YOUR OBJECTIVE:
Exact reproduction of the data is required, with images excluded.

INFORMATION PROVIDED:
━━━━━━━━━━━━━━━━━━━━━━━━━━━━━━

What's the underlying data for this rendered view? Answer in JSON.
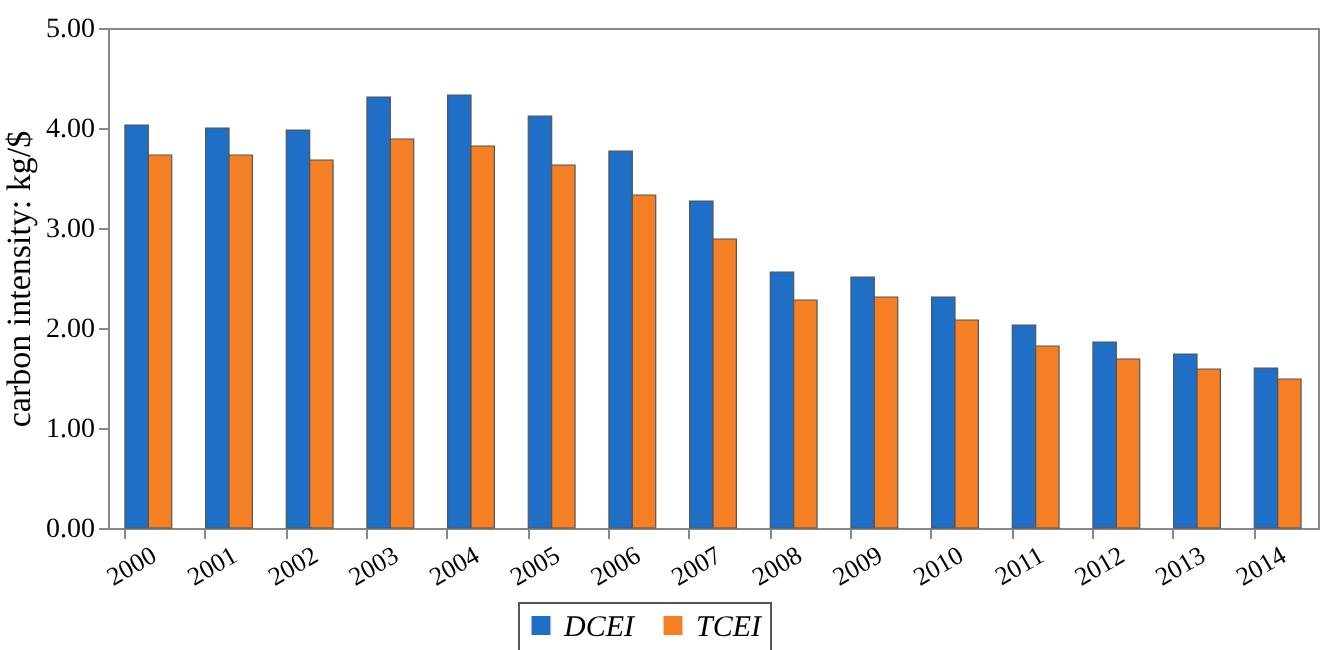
{
  "chart_data": {
    "type": "bar",
    "ylabel": "carbon intensity: kg/$",
    "categories": [
      "2000",
      "2001",
      "2002",
      "2003",
      "2004",
      "2005",
      "2006",
      "2007",
      "2008",
      "2009",
      "2010",
      "2011",
      "2012",
      "2013",
      "2014"
    ],
    "series": [
      {
        "name": "DCEI",
        "color": "#1f6fc6",
        "values": [
          4.03,
          4.0,
          3.98,
          4.31,
          4.33,
          4.12,
          3.77,
          3.27,
          2.56,
          2.51,
          2.31,
          2.03,
          1.86,
          1.74,
          1.6
        ]
      },
      {
        "name": "TCEI",
        "color": "#f47f25",
        "values": [
          3.73,
          3.73,
          3.68,
          3.89,
          3.82,
          3.63,
          3.33,
          2.89,
          2.28,
          2.31,
          2.08,
          1.82,
          1.69,
          1.59,
          1.49
        ]
      }
    ],
    "ylim": [
      0,
      5
    ],
    "yticks": [
      {
        "value": 0,
        "label": "0.00"
      },
      {
        "value": 1,
        "label": "1.00"
      },
      {
        "value": 2,
        "label": "2.00"
      },
      {
        "value": 3,
        "label": "3.00"
      },
      {
        "value": 4,
        "label": "4.00"
      },
      {
        "value": 5,
        "label": "5.00"
      }
    ],
    "grid": false,
    "legend": "bottom"
  }
}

━━━━━━━━━━━━━━━━━━━━━━━━━━━━━━

PROBLEM SOLUTION:
What's the underlying data for this rendered view? Answer in JSON.
{
  "chart_data": {
    "type": "bar",
    "ylabel": "carbon intensity: kg/$",
    "categories": [
      "2000",
      "2001",
      "2002",
      "2003",
      "2004",
      "2005",
      "2006",
      "2007",
      "2008",
      "2009",
      "2010",
      "2011",
      "2012",
      "2013",
      "2014"
    ],
    "series": [
      {
        "name": "DCEI",
        "color": "#1f6fc6",
        "values": [
          4.03,
          4.0,
          3.98,
          4.31,
          4.33,
          4.12,
          3.77,
          3.27,
          2.56,
          2.51,
          2.31,
          2.03,
          1.86,
          1.74,
          1.6
        ]
      },
      {
        "name": "TCEI",
        "color": "#f47f25",
        "values": [
          3.73,
          3.73,
          3.68,
          3.89,
          3.82,
          3.63,
          3.33,
          2.89,
          2.28,
          2.31,
          2.08,
          1.82,
          1.69,
          1.59,
          1.49
        ]
      }
    ],
    "ylim": [
      0,
      5
    ],
    "yticks": [
      {
        "value": 0,
        "label": "0.00"
      },
      {
        "value": 1,
        "label": "1.00"
      },
      {
        "value": 2,
        "label": "2.00"
      },
      {
        "value": 3,
        "label": "3.00"
      },
      {
        "value": 4,
        "label": "4.00"
      },
      {
        "value": 5,
        "label": "5.00"
      }
    ],
    "grid": false,
    "legend": "bottom"
  }
}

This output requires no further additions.